Task statement
Across the entries below, how many lines contain the word "color"? Give the number alone.
____ Information shown
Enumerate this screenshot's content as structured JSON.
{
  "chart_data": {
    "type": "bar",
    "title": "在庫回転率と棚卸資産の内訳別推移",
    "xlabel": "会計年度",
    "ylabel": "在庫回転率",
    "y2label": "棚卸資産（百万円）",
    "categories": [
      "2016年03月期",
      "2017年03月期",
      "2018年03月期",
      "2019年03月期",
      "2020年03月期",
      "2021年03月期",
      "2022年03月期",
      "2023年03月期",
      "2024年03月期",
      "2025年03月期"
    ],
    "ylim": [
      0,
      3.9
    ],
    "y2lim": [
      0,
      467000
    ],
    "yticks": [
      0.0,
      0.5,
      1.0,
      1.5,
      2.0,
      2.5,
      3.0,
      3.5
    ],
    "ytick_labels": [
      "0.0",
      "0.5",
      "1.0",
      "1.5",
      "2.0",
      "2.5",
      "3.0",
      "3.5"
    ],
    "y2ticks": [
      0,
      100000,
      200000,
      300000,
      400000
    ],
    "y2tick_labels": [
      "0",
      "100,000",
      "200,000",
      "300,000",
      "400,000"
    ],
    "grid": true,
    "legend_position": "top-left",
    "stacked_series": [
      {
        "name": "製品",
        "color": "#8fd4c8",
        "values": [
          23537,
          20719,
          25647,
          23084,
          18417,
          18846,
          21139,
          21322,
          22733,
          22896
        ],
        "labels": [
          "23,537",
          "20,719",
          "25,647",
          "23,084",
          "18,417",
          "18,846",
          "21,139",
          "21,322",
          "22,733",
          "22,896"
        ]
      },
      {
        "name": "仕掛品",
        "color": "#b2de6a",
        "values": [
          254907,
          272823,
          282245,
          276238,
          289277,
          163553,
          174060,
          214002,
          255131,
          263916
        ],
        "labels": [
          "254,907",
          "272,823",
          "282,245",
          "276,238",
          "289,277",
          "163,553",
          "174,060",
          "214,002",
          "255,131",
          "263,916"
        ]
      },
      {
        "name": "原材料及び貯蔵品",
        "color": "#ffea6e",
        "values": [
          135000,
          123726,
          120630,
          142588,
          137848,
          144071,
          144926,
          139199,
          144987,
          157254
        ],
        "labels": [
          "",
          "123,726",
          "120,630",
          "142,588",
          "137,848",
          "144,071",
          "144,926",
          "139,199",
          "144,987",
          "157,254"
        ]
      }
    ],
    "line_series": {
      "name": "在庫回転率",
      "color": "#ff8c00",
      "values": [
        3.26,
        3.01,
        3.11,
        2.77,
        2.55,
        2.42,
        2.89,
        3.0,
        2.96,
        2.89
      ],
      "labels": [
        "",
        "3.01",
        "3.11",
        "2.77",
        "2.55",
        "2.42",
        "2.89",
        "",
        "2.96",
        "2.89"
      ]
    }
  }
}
________
Task response
4